• **Problem to work on**
Return the material word for word. Do not include pictures.

[START Rows]

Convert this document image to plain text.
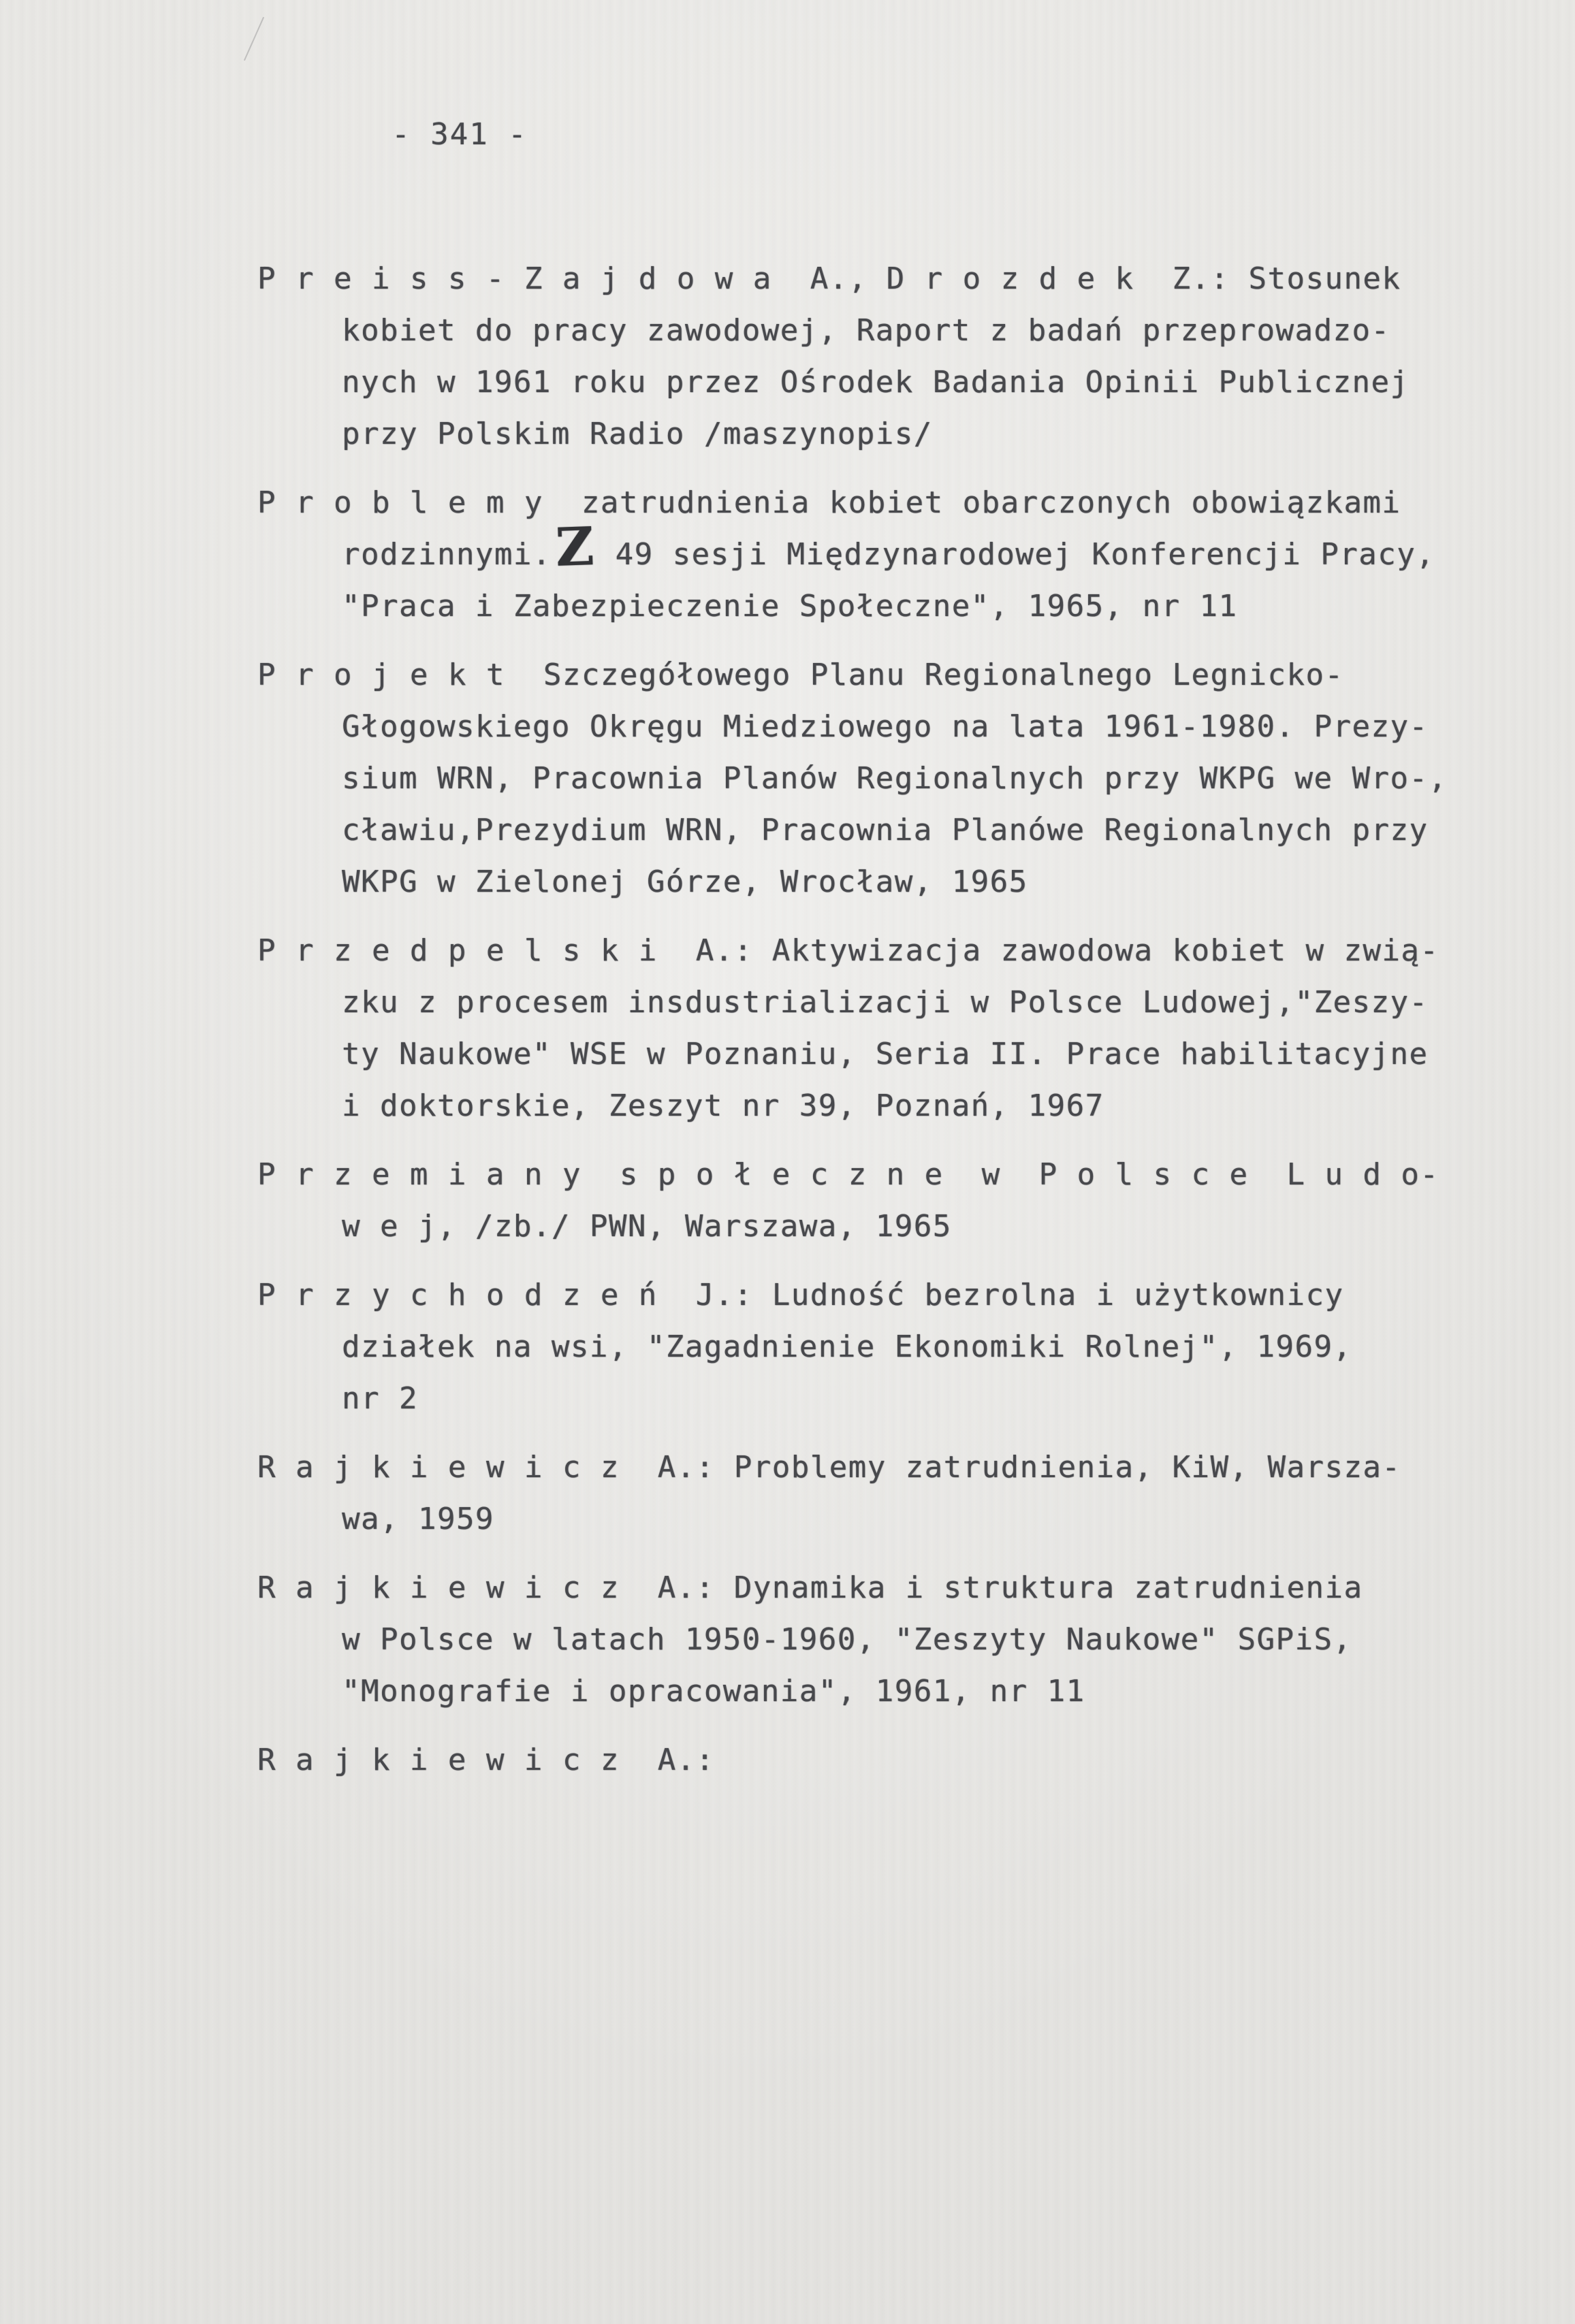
- 341 -
P r e i s s - Z a j d o w a  A., D r o z d e k  Z.: Stosunek
kobiet do pracy zawodowej, Raport z badań przeprowadzo-
nych w 1961 roku przez Ośrodek Badania Opinii Publicznej
przy Polskim Radio /maszynopis/
P r o b l e m y  zatrudnienia kobiet obarczonych obowiązkami
rodzinnymi.Z 49 sesji Międzynarodowej Konferencji Pracy,
"Praca i Zabezpieczenie Społeczne", 1965, nr 11
P r o j e k t  Szczegółowego Planu Regionalnego Legnicko-
Głogowskiego Okręgu Miedziowego na lata 1961-1980. Prezy-
sium WRN, Pracownia Planów Regionalnych przy WKPG we Wro-,
cławiu,Prezydium WRN, Pracownia Planówe Regionalnych przy
WKPG w Zielonej Górze, Wrocław, 1965
P r z e d p e l s k i  A.: Aktywizacja zawodowa kobiet w zwią-
zku z procesem insdustrializacji w Polsce Ludowej,"Zeszy-
ty Naukowe" WSE w Poznaniu, Seria II. Prace habilitacyjne
i doktorskie, Zeszyt nr 39, Poznań, 1967
P r z e m i a n y  s p o ł e c z n e  w  P o l s c e  L u d o-
w e j, /zb./ PWN, Warszawa, 1965
P r z y c h o d z e ń  J.: Ludność bezrolna i użytkownicy
działek na wsi, "Zagadnienie Ekonomiki Rolnej", 1969,
nr 2
R a j k i e w i c z  A.: Problemy zatrudnienia, KiW, Warsza-
wa, 1959
R a j k i e w i c z  A.: Dynamika i struktura zatrudnienia
w Polsce w latach 1950-1960, "Zeszyty Naukowe" SGPiS,
"Monografie i opracowania", 1961, nr 11
R a j k i e w i c z  A.:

[END Rows]

• **Task output**
Convert this document image to plain text.
- 341 -
P r e i s s - Z a j d o w a  A., D r o z d e k  Z.: Stosunek
kobiet do pracy zawodowej, Raport z badań przeprowadzo-
nych w 1961 roku przez Ośrodek Badania Opinii Publicznej
przy Polskim Radio /maszynopis/
P r o b l e m y  zatrudnienia kobiet obarczonych obowiązkami
rodzinnymi.Z 49 sesji Międzynarodowej Konferencji Pracy,
"Praca i Zabezpieczenie Społeczne", 1965, nr 11
P r o j e k t  Szczegółowego Planu Regionalnego Legnicko-
Głogowskiego Okręgu Miedziowego na lata 1961-1980. Prezy-
sium WRN, Pracownia Planów Regionalnych przy WKPG we Wro-,
cławiu,Prezydium WRN, Pracownia Planówe Regionalnych przy
WKPG w Zielonej Górze, Wrocław, 1965
P r z e d p e l s k i  A.: Aktywizacja zawodowa kobiet w zwią-
zku z procesem insdustrializacji w Polsce Ludowej,"Zeszy-
ty Naukowe" WSE w Poznaniu, Seria II. Prace habilitacyjne
i doktorskie, Zeszyt nr 39, Poznań, 1967
P r z e m i a n y  s p o ł e c z n e  w  P o l s c e  L u d o-
w e j, /zb./ PWN, Warszawa, 1965
P r z y c h o d z e ń  J.: Ludność bezrolna i użytkownicy
działek na wsi, "Zagadnienie Ekonomiki Rolnej", 1969,
nr 2
R a j k i e w i c z  A.: Problemy zatrudnienia, KiW, Warsza-
wa, 1959
R a j k i e w i c z  A.: Dynamika i struktura zatrudnienia
w Polsce w latach 1950-1960, "Zeszyty Naukowe" SGPiS,
"Monografie i opracowania", 1961, nr 11
R a j k i e w i c z  A.:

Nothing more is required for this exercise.